#### INSTRUCTIONS FOR THE TASK:
Transcribe the records that follow, preserving every word.

#### PROVIDED DATA:
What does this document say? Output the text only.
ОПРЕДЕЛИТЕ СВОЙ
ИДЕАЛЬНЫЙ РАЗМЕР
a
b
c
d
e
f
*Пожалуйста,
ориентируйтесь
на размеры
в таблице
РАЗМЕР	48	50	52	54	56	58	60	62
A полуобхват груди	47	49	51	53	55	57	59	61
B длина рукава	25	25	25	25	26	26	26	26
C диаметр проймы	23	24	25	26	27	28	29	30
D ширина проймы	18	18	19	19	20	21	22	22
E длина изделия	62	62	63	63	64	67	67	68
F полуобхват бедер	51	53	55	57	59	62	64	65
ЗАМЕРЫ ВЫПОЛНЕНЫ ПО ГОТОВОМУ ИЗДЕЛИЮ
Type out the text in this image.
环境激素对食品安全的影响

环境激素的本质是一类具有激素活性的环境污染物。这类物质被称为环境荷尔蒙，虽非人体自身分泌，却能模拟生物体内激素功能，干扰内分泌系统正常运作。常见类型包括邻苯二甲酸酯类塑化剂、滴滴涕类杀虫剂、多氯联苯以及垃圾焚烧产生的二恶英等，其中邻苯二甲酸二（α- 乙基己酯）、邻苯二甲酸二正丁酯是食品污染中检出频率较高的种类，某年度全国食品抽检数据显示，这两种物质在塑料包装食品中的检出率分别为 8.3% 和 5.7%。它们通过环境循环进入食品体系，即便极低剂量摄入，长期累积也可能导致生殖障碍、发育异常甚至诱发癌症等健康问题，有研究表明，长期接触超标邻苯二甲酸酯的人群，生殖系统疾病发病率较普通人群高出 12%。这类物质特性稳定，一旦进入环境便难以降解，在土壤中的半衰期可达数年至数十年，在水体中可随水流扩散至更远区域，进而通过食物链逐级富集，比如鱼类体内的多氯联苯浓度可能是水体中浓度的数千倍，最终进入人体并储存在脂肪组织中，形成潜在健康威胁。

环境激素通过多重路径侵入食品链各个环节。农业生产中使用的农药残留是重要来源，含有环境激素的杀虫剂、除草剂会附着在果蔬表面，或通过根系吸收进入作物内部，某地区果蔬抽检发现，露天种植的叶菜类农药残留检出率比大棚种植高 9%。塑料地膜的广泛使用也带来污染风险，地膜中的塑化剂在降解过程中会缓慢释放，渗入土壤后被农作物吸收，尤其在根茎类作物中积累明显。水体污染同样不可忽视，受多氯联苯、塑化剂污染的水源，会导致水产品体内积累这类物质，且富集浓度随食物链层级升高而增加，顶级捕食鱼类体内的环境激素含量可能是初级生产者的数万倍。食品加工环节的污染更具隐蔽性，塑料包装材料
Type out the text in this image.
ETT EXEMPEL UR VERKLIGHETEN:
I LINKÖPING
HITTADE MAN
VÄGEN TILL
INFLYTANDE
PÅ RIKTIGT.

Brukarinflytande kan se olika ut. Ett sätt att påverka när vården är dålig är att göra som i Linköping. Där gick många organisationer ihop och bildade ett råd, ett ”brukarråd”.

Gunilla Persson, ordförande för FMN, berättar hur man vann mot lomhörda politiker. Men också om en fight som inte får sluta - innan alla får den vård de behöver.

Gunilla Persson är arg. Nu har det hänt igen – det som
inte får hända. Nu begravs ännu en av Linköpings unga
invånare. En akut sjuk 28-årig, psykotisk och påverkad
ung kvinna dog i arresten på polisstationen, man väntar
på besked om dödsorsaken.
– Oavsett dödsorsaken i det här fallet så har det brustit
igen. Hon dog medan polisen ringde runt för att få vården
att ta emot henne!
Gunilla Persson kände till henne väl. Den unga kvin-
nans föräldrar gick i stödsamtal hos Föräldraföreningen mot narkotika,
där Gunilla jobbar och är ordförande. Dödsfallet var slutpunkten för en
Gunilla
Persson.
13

#### EXPECTED ANSWER:
What does this document say? Output the text only.
ОПРЕДЕЛИТЕ СВОЙ
ИДЕАЛЬНЫЙ РАЗМЕР
a
b
c
d
e
f
*Пожалуйста,
ориентируйтесь
на размеры
в таблице
РАЗМЕР	48	50	52	54	56	58	60	62
A полуобхват груди	47	49	51	53	55	57	59	61
B длина рукава	25	25	25	25	26	26	26	26
C диаметр проймы	23	24	25	26	27	28	29	30
D ширина проймы	18	18	19	19	20	21	22	22
E длина изделия	62	62	63	63	64	67	67	68
F полуобхват бедер	51	53	55	57	59	62	64	65
ЗАМЕРЫ ВЫПОЛНЕНЫ ПО ГОТОВОМУ ИЗДЕЛИЮ
Type out the text in this image.
环境激素对食品安全的影响

环境激素的本质是一类具有激素活性的环境污染物。这类物质被称为环境荷尔蒙，虽非人体自身分泌，却能模拟生物体内激素功能，干扰内分泌系统正常运作。常见类型包括邻苯二甲酸酯类塑化剂、滴滴涕类杀虫剂、多氯联苯以及垃圾焚烧产生的二恶英等，其中邻苯二甲酸二（α- 乙基己酯）、邻苯二甲酸二正丁酯是食品污染中检出频率较高的种类，某年度全国食品抽检数据显示，这两种物质在塑料包装食品中的检出率分别为 8.3% 和 5.7%。它们通过环境循环进入食品体系，即便极低剂量摄入，长期累积也可能导致生殖障碍、发育异常甚至诱发癌症等健康问题，有研究表明，长期接触超标邻苯二甲酸酯的人群，生殖系统疾病发病率较普通人群高出 12%。这类物质特性稳定，一旦进入环境便难以降解，在土壤中的半衰期可达数年至数十年，在水体中可随水流扩散至更远区域，进而通过食物链逐级富集，比如鱼类体内的多氯联苯浓度可能是水体中浓度的数千倍，最终进入人体并储存在脂肪组织中，形成潜在健康威胁。

环境激素通过多重路径侵入食品链各个环节。农业生产中使用的农药残留是重要来源，含有环境激素的杀虫剂、除草剂会附着在果蔬表面，或通过根系吸收进入作物内部，某地区果蔬抽检发现，露天种植的叶菜类农药残留检出率比大棚种植高 9%。塑料地膜的广泛使用也带来污染风险，地膜中的塑化剂在降解过程中会缓慢释放，渗入土壤后被农作物吸收，尤其在根茎类作物中积累明显。水体污染同样不可忽视，受多氯联苯、塑化剂污染的水源，会导致水产品体内积累这类物质，且富集浓度随食物链层级升高而增加，顶级捕食鱼类体内的环境激素含量可能是初级生产者的数万倍。食品加工环节的污染更具隐蔽性，塑料包装材料
Type out the text in this image.
ETT EXEMPEL UR VERKLIGHETEN:
I LINKÖPING
HITTADE MAN
VÄGEN TILL
INFLYTANDE
PÅ RIKTIGT.

Brukarinflytande kan se olika ut. Ett sätt att påverka när vården är dålig är att göra som i Linköping. Där gick många organisationer ihop och bildade ett råd, ett ”brukarråd”.

Gunilla Persson, ordförande för FMN, berättar hur man vann mot lomhörda politiker. Men också om en fight som inte får sluta - innan alla får den vård de behöver.

Gunilla Persson är arg. Nu har det hänt igen – det som
inte får hända. Nu begravs ännu en av Linköpings unga
invånare. En akut sjuk 28-årig, psykotisk och påverkad
ung kvinna dog i arresten på polisstationen, man väntar
på besked om dödsorsaken.
– Oavsett dödsorsaken i det här fallet så har det brustit
igen. Hon dog medan polisen ringde runt för att få vården
att ta emot henne!
Gunilla Persson kände till henne väl. Den unga kvin-
nans föräldrar gick i stödsamtal hos Föräldraföreningen mot narkotika,
där Gunilla jobbar och är ordförande. Dödsfallet var slutpunkten för en
Gunilla
Persson.
13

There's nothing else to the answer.